↓

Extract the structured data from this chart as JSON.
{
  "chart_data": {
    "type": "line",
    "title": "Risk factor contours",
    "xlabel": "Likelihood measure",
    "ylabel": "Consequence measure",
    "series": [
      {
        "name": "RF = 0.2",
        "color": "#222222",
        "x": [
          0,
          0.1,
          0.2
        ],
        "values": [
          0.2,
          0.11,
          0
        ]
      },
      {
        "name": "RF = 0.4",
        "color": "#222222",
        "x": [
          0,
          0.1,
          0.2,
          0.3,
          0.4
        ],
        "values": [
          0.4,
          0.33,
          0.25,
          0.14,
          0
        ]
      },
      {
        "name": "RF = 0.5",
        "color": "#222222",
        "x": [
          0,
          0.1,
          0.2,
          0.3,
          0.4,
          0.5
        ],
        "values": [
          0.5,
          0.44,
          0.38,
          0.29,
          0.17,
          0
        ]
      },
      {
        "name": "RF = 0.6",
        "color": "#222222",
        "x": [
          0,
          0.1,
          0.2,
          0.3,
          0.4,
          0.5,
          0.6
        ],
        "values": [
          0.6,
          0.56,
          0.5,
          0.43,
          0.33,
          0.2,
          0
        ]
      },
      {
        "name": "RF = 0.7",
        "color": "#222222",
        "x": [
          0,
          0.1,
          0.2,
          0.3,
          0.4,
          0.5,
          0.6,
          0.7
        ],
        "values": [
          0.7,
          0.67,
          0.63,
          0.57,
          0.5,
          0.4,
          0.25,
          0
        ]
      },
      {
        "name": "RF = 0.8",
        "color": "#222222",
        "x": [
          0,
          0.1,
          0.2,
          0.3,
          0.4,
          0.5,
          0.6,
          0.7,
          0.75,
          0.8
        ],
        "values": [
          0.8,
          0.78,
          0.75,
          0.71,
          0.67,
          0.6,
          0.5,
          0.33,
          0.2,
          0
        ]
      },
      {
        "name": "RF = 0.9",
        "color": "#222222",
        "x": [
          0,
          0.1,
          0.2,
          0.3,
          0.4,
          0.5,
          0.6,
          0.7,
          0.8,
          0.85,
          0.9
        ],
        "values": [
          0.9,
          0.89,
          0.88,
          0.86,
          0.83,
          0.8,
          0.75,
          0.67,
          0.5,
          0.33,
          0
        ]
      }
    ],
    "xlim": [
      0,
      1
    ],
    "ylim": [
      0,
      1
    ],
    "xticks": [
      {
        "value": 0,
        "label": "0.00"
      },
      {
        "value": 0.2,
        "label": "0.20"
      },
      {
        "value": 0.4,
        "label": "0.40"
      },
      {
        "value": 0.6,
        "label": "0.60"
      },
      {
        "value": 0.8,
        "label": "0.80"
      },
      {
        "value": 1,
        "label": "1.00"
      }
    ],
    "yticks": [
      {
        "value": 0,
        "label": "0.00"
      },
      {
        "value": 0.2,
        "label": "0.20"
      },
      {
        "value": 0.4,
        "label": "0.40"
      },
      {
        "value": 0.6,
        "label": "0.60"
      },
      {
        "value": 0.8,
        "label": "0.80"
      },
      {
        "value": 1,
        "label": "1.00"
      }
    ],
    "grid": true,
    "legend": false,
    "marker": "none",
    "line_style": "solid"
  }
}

↑

Report only the number of lines in the listing that contain the word "name".

7